[Start]

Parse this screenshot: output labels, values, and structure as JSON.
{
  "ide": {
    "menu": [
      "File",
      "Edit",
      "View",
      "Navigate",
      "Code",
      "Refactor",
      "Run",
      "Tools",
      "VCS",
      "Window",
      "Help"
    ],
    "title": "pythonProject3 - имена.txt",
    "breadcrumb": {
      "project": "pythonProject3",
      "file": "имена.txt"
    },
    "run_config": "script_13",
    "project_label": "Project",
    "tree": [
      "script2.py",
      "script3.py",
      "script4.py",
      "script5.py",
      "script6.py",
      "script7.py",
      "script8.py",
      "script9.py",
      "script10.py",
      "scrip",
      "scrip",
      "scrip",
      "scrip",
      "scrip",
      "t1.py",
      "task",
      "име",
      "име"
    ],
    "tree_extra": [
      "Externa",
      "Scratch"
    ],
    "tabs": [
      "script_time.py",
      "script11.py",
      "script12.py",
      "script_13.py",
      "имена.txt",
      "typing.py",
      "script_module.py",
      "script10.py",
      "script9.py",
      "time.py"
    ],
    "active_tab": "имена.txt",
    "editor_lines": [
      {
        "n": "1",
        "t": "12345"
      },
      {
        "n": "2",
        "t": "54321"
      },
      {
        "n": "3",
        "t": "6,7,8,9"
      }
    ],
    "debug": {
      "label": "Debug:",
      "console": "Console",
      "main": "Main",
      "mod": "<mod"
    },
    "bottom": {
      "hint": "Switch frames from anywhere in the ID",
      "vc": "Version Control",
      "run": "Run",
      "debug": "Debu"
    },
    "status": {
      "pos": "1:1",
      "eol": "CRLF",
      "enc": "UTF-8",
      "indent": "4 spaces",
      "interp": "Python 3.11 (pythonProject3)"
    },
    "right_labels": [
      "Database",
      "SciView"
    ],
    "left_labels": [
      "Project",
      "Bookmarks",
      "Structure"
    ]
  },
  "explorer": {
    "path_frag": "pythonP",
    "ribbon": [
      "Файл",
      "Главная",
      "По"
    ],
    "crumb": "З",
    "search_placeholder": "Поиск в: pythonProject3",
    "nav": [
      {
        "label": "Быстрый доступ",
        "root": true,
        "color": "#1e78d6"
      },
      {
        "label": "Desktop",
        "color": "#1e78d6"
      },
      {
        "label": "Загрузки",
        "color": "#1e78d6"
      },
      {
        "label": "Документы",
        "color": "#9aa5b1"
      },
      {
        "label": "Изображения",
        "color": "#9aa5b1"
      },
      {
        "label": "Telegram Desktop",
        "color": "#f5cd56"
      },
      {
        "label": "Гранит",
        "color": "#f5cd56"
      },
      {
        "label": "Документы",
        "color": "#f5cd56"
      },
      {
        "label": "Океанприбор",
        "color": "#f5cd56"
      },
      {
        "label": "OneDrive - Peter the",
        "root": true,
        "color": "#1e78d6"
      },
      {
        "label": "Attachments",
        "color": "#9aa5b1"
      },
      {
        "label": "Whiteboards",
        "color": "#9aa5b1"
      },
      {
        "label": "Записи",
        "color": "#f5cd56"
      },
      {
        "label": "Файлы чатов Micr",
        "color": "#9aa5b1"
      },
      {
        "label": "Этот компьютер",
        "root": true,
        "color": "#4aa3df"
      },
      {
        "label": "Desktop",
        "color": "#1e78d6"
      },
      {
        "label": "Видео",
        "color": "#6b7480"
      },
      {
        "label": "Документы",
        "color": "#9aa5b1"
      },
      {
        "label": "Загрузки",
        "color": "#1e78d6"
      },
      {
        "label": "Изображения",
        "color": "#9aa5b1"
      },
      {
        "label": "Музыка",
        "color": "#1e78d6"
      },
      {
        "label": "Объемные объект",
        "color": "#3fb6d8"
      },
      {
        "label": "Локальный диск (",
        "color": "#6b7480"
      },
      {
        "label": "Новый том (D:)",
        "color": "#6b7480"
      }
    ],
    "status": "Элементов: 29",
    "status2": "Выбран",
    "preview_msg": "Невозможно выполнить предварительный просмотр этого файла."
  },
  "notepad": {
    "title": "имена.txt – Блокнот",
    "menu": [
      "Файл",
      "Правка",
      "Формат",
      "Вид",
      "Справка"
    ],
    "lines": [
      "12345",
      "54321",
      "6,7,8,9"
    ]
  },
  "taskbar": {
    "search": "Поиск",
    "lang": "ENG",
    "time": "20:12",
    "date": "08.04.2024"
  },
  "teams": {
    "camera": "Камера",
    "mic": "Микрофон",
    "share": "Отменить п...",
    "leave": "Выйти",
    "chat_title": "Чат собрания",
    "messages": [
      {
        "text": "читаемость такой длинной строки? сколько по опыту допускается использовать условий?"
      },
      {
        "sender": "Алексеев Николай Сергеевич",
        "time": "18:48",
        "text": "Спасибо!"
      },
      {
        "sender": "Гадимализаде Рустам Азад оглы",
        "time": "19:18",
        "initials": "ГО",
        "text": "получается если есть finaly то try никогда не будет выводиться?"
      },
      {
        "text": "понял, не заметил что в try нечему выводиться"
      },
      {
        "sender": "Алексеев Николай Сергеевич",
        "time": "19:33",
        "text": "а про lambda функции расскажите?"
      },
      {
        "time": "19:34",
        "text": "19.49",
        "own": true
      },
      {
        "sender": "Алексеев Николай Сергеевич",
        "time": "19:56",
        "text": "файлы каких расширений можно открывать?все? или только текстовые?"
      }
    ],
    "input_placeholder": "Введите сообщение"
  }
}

[End]

## PROBLEM DESCRIPTION
Would you restate each of the entries word for word?

## FINAL RESULT
Parse this screenshot: output labels, values, and structure as JSON.
{
  "ide": {
    "menu": [
      "File",
      "Edit",
      "View",
      "Navigate",
      "Code",
      "Refactor",
      "Run",
      "Tools",
      "VCS",
      "Window",
      "Help"
    ],
    "title": "pythonProject3 - имена.txt",
    "breadcrumb": {
      "project": "pythonProject3",
      "file": "имена.txt"
    },
    "run_config": "script_13",
    "project_label": "Project",
    "tree": [
      "script2.py",
      "script3.py",
      "script4.py",
      "script5.py",
      "script6.py",
      "script7.py",
      "script8.py",
      "script9.py",
      "script10.py",
      "scrip",
      "scrip",
      "scrip",
      "scrip",
      "scrip",
      "t1.py",
      "task",
      "име",
      "име"
    ],
    "tree_extra": [
      "Externa",
      "Scratch"
    ],
    "tabs": [
      "script_time.py",
      "script11.py",
      "script12.py",
      "script_13.py",
      "имена.txt",
      "typing.py",
      "script_module.py",
      "script10.py",
      "script9.py",
      "time.py"
    ],
    "active_tab": "имена.txt",
    "editor_lines": [
      {
        "n": "1",
        "t": "12345"
      },
      {
        "n": "2",
        "t": "54321"
      },
      {
        "n": "3",
        "t": "6,7,8,9"
      }
    ],
    "debug": {
      "label": "Debug:",
      "console": "Console",
      "main": "Main",
      "mod": "<mod"
    },
    "bottom": {
      "hint": "Switch frames from anywhere in the ID",
      "vc": "Version Control",
      "run": "Run",
      "debug": "Debu"
    },
    "status": {
      "pos": "1:1",
      "eol": "CRLF",
      "enc": "UTF-8",
      "indent": "4 spaces",
      "interp": "Python 3.11 (pythonProject3)"
    },
    "right_labels": [
      "Database",
      "SciView"
    ],
    "left_labels": [
      "Project",
      "Bookmarks",
      "Structure"
    ]
  },
  "explorer": {
    "path_frag": "pythonP",
    "ribbon": [
      "Файл",
      "Главная",
      "По"
    ],
    "crumb": "З",
    "search_placeholder": "Поиск в: pythonProject3",
    "nav": [
      {
        "label": "Быстрый доступ",
        "root": true,
        "color": "#1e78d6"
      },
      {
        "label": "Desktop",
        "color": "#1e78d6"
      },
      {
        "label": "Загрузки",
        "color": "#1e78d6"
      },
      {
        "label": "Документы",
        "color": "#9aa5b1"
      },
      {
        "label": "Изображения",
        "color": "#9aa5b1"
      },
      {
        "label": "Telegram Desktop",
        "color": "#f5cd56"
      },
      {
        "label": "Гранит",
        "color": "#f5cd56"
      },
      {
        "label": "Документы",
        "color": "#f5cd56"
      },
      {
        "label": "Океанприбор",
        "color": "#f5cd56"
      },
      {
        "label": "OneDrive - Peter the",
        "root": true,
        "color": "#1e78d6"
      },
      {
        "label": "Attachments",
        "color": "#9aa5b1"
      },
      {
        "label": "Whiteboards",
        "color": "#9aa5b1"
      },
      {
        "label": "Записи",
        "color": "#f5cd56"
      },
      {
        "label": "Файлы чатов Micr",
        "color": "#9aa5b1"
      },
      {
        "label": "Этот компьютер",
        "root": true,
        "color": "#4aa3df"
      },
      {
        "label": "Desktop",
        "color": "#1e78d6"
      },
      {
        "label": "Видео",
        "color": "#6b7480"
      },
      {
        "label": "Документы",
        "color": "#9aa5b1"
      },
      {
        "label": "Загрузки",
        "color": "#1e78d6"
      },
      {
        "label": "Изображения",
        "color": "#9aa5b1"
      },
      {
        "label": "Музыка",
        "color": "#1e78d6"
      },
      {
        "label": "Объемные объект",
        "color": "#3fb6d8"
      },
      {
        "label": "Локальный диск (",
        "color": "#6b7480"
      },
      {
        "label": "Новый том (D:)",
        "color": "#6b7480"
      }
    ],
    "status": "Элементов: 29",
    "status2": "Выбран",
    "preview_msg": "Невозможно выполнить предварительный просмотр этого файла."
  },
  "notepad": {
    "title": "имена.txt – Блокнот",
    "menu": [
      "Файл",
      "Правка",
      "Формат",
      "Вид",
      "Справка"
    ],
    "lines": [
      "12345",
      "54321",
      "6,7,8,9"
    ]
  },
  "taskbar": {
    "search": "Поиск",
    "lang": "ENG",
    "time": "20:12",
    "date": "08.04.2024"
  },
  "teams": {
    "camera": "Камера",
    "mic": "Микрофон",
    "share": "Отменить п...",
    "leave": "Выйти",
    "chat_title": "Чат собрания",
    "messages": [
      {
        "text": "читаемость такой длинной строки? сколько по опыту допускается использовать условий?"
      },
      {
        "sender": "Алексеев Николай Сергеевич",
        "time": "18:48",
        "text": "Спасибо!"
      },
      {
        "sender": "Гадимализаде Рустам Азад оглы",
        "time": "19:18",
        "initials": "ГО",
        "text": "получается если есть finaly то try никогда не будет выводиться?"
      },
      {
        "text": "понял, не заметил что в try нечему выводиться"
      },
      {
        "sender": "Алексеев Николай Сергеевич",
        "time": "19:33",
        "text": "а про lambda функции расскажите?"
      },
      {
        "time": "19:34",
        "text": "19.49",
        "own": true
      },
      {
        "sender": "Алексеев Николай Сергеевич",
        "time": "19:56",
        "text": "файлы каких расширений можно открывать?все? или только текстовые?"
      }
    ],
    "input_placeholder": "Введите сообщение"
  }
}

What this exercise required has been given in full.